* **What to work on**
Tally the lines that include "Heikin". Output the number only.

[Figure record listings]
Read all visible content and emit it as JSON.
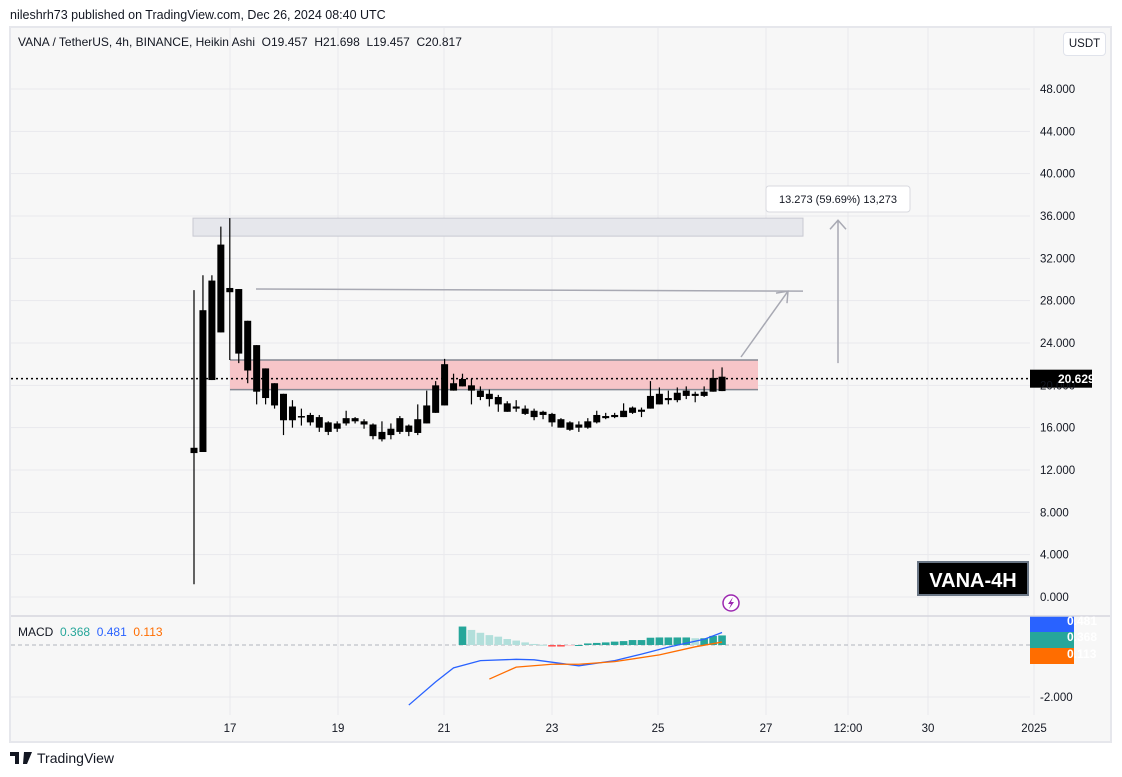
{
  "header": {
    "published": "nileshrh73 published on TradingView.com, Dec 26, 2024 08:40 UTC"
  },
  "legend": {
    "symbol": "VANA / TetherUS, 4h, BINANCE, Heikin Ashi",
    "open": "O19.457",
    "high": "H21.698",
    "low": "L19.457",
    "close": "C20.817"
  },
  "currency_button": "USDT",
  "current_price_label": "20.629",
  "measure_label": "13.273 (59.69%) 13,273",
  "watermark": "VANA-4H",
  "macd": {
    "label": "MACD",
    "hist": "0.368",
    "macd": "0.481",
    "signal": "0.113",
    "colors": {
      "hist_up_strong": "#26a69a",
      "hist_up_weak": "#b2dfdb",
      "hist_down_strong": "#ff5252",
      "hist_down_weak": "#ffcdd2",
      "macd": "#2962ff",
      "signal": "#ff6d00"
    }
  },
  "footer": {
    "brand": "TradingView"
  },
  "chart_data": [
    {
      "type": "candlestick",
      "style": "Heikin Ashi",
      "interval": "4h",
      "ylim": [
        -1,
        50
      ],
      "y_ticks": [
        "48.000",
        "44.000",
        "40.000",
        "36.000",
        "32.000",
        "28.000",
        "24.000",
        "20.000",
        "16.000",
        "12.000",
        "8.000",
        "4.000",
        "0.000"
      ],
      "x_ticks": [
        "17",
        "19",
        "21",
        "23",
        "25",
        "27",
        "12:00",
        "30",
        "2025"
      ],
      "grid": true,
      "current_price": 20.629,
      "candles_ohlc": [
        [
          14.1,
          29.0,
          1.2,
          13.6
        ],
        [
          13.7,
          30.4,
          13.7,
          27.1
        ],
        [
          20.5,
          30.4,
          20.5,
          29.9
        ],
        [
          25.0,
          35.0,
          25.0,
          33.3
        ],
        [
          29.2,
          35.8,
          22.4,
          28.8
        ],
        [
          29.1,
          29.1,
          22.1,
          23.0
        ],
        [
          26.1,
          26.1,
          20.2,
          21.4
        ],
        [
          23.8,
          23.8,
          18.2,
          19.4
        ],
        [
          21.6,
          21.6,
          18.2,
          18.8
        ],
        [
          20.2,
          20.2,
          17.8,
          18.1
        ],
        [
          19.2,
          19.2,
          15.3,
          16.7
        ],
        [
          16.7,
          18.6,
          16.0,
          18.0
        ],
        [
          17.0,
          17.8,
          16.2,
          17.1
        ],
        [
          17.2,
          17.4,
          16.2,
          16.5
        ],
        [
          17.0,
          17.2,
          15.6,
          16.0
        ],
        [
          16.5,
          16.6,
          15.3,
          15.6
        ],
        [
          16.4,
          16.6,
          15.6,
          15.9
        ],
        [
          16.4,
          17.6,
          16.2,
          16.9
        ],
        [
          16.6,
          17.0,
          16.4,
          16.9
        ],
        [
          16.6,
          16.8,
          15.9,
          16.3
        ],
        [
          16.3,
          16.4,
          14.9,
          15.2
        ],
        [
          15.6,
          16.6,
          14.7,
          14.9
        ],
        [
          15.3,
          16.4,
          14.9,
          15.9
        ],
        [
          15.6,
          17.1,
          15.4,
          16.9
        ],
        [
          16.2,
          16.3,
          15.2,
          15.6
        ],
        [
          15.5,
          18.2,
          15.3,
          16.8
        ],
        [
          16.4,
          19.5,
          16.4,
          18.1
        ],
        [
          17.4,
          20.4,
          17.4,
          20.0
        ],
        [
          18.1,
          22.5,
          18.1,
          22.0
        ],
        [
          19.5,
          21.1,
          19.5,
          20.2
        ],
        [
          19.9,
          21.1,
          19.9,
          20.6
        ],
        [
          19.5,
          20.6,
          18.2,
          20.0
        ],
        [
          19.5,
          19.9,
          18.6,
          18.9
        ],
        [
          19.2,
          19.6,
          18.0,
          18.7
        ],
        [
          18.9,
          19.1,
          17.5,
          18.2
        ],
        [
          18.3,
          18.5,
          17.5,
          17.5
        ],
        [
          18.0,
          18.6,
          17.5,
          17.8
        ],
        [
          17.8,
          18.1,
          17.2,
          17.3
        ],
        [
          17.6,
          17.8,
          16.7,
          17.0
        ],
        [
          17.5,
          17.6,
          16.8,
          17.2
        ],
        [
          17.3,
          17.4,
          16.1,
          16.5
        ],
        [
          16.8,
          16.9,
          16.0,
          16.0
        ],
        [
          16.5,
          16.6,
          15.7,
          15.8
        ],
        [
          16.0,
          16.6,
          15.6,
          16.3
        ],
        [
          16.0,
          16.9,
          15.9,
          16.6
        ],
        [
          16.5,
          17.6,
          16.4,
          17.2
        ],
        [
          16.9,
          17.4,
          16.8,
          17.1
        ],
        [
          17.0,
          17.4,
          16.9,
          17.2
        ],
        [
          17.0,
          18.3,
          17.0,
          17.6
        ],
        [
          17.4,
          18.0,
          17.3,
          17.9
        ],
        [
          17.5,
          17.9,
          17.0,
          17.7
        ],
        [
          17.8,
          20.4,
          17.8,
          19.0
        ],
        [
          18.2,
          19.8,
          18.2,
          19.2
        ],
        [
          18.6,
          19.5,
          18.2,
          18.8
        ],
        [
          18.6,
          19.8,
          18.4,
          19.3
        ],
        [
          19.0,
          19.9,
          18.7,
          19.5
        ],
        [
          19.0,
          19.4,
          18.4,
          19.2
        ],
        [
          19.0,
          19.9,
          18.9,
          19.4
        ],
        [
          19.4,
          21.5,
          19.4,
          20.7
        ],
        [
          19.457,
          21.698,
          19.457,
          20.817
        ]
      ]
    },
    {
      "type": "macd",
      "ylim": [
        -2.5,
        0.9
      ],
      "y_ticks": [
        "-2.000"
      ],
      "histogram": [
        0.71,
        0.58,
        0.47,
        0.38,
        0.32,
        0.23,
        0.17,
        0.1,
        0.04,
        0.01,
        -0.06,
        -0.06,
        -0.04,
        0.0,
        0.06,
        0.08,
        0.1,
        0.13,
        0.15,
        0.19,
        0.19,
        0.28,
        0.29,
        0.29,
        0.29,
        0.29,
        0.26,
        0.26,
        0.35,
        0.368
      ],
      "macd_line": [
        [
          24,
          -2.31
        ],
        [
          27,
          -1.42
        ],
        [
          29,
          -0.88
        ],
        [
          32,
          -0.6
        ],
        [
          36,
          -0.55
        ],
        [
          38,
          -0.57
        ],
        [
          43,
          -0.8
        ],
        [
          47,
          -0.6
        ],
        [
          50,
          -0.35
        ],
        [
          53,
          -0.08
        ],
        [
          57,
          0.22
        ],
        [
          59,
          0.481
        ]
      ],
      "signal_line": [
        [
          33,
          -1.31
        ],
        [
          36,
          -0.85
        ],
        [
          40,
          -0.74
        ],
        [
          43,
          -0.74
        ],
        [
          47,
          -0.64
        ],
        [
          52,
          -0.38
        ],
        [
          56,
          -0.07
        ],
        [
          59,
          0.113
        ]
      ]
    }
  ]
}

* **Task response**
2